• [EXERCISES]
A: According to the R plotting text, what does the function par() set?
B: Decide whether each statement agrees with the R plotting text, answering yes or no and quoting the words that decide it: (i) Specifying the data frame with attach() and detach() is not recommended. (ii) The function par() is used after plotting. (iii) With no options or parameters changed in plot(), the plot is not very attractive.

Plot of exchangeable Al vs. pH using with() to specify the data frame.

  1. Specifying the data frame using the dollar-sign operator
plot(hubbard$EXCH_Al ~ hubbard$PH) # look at axis titles!
Plot of exchangeable Al vs. pH using dollar-sign syntax to specify the data frame. Notice the axis titles!

Plot of exchangeable Al vs. pH using dollar-sign syntax to specify the data frame. Notice the axis titles!

  1. Specifying the data frame using attach() and detach() (not recommended)
attach(hubbard)
plot(EXCH_Al ~ PH)
Plot of exchangeable Al vs. pH using attach() to specify the data frame.

Plot of exchangeable Al vs. pH using attach() to specify the data frame.

detach(hubbard)

Without changing any of the (numerous) options or parameters in the plot() function, the plot is not very attractive (e.g. axis titles!).

We can also change the overall plot appearance by using the function par() before plotting; par() sets graphics parameters. Let's try some variations:

Setting some overall graphics parameters using par()

Entries drawn from a collection
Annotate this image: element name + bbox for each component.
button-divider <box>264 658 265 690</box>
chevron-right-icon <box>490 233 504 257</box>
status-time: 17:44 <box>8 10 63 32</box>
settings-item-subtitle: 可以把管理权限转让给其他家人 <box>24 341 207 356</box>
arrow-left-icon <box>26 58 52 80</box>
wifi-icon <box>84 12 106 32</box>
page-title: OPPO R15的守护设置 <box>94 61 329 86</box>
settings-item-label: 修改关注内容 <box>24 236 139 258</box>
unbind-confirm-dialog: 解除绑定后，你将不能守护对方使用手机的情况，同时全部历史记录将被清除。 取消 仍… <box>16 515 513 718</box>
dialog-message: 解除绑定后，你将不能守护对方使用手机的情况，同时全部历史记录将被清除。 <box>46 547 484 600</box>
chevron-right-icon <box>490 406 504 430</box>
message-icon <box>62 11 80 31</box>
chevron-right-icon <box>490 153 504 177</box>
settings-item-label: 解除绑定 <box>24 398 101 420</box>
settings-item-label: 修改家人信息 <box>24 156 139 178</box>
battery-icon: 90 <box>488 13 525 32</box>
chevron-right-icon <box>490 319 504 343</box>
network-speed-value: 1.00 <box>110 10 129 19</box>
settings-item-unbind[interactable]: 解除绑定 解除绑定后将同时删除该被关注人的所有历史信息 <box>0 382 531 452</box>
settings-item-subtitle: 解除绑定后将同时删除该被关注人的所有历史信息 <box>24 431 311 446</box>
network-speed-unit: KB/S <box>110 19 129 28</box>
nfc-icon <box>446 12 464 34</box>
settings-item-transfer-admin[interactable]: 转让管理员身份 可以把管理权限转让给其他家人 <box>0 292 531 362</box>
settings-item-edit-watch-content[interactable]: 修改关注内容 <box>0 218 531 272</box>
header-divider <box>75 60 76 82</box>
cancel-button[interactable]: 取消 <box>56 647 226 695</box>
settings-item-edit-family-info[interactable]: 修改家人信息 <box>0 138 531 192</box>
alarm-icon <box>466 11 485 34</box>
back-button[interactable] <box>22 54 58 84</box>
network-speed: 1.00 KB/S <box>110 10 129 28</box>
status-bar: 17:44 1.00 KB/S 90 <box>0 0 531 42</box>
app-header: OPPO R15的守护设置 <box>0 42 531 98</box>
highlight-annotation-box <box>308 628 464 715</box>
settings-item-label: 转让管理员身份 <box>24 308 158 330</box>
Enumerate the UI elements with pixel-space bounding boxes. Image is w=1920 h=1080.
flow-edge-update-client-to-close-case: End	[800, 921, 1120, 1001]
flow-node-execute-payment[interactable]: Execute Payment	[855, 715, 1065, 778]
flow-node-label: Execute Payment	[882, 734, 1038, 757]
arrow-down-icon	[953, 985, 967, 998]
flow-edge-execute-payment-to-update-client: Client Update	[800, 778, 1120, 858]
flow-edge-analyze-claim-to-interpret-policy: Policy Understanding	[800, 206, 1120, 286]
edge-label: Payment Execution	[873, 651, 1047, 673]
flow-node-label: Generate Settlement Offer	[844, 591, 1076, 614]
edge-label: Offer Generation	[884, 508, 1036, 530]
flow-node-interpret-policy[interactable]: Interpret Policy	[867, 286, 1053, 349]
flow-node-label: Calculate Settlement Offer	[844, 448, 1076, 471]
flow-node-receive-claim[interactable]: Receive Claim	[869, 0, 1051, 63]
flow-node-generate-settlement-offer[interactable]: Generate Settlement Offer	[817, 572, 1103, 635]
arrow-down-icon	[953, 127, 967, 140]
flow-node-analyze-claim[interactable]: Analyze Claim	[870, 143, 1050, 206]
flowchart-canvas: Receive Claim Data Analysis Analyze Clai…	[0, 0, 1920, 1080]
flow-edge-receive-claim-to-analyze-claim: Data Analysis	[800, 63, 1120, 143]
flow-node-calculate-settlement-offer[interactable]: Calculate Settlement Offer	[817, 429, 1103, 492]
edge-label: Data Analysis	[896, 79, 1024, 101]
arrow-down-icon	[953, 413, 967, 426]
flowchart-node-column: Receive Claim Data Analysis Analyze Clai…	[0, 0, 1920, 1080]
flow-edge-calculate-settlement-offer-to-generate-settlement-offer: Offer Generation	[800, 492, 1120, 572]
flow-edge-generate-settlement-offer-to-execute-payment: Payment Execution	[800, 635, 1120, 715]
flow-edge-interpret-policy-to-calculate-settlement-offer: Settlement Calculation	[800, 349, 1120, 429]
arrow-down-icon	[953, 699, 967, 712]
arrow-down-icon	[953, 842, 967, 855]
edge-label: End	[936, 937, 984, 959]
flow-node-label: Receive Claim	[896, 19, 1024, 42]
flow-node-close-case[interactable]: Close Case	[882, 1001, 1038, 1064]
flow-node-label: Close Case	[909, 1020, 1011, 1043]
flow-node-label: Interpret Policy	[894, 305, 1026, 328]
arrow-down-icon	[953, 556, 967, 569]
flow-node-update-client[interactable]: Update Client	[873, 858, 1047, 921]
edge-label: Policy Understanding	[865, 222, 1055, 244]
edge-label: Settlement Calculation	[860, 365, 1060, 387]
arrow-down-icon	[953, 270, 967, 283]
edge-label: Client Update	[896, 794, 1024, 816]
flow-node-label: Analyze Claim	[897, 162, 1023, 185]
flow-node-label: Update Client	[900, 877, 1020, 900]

• [SOLUTIONS BY TASK]
A: Graphics parameters.

B:
(i) Yes: "Specifying the data frame using attach() and detach() (not recommended)"
(ii) No: "by using the function par() before plotting"
(iii) Yes: "the plot is not very attractive"